Copy the records below with every "chevron-right-icon" swapped for "arrow-right-icon", keeping everything else as it is.

▼

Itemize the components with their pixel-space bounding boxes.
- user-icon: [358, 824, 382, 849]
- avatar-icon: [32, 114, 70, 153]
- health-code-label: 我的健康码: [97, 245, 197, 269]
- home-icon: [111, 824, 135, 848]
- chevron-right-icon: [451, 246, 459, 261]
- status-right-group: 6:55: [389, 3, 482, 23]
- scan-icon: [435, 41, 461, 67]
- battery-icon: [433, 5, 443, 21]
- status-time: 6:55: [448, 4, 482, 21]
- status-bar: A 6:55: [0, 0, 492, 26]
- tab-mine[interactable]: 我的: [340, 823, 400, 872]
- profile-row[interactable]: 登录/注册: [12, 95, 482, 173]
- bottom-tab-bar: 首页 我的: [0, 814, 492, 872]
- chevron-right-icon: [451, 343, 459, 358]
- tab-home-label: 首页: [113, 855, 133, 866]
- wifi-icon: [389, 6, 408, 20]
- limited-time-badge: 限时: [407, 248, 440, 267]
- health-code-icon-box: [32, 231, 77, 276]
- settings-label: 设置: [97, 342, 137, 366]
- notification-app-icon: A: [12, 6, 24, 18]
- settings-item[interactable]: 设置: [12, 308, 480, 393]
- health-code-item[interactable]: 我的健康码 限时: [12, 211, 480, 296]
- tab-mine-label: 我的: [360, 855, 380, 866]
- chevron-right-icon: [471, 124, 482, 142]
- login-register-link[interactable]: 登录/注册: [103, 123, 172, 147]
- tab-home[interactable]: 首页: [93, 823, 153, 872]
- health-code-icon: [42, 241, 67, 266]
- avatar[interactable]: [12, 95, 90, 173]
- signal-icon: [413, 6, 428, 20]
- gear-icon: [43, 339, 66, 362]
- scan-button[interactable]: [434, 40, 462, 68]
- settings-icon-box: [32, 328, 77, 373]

▲

**Output of the exercise**:
Itemize the components with their pixel-space bounding boxes.
- user-icon: [358, 824, 382, 849]
- avatar-icon: [32, 114, 70, 153]
- health-code-label: 我的健康码: [97, 245, 197, 269]
- home-icon: [111, 824, 135, 848]
- arrow-right-icon: [451, 246, 459, 261]
- status-right-group: 6:55: [389, 3, 482, 23]
- scan-icon: [435, 41, 461, 67]
- battery-icon: [433, 5, 443, 21]
- status-time: 6:55: [448, 4, 482, 21]
- status-bar: A 6:55: [0, 0, 492, 26]
- tab-mine[interactable]: 我的: [340, 823, 400, 872]
- profile-row[interactable]: 登录/注册: [12, 95, 482, 173]
- bottom-tab-bar: 首页 我的: [0, 814, 492, 872]
- arrow-right-icon: [451, 343, 459, 358]
- tab-home-label: 首页: [113, 855, 133, 866]
- wifi-icon: [389, 6, 408, 20]
- limited-time-badge: 限时: [407, 248, 440, 267]
- health-code-icon-box: [32, 231, 77, 276]
- settings-label: 设置: [97, 342, 137, 366]
- notification-app-icon: A: [12, 6, 24, 18]
- settings-item[interactable]: 设置: [12, 308, 480, 393]
- health-code-item[interactable]: 我的健康码 限时: [12, 211, 480, 296]
- tab-mine-label: 我的: [360, 855, 380, 866]
- arrow-right-icon: [471, 124, 482, 142]
- login-register-link[interactable]: 登录/注册: [103, 123, 172, 147]
- tab-home[interactable]: 首页: [93, 823, 153, 872]
- health-code-icon: [42, 241, 67, 266]
- avatar[interactable]: [12, 95, 90, 173]
- signal-icon: [413, 6, 428, 20]
- gear-icon: [43, 339, 66, 362]
- scan-button[interactable]: [434, 40, 462, 68]
- settings-icon-box: [32, 328, 77, 373]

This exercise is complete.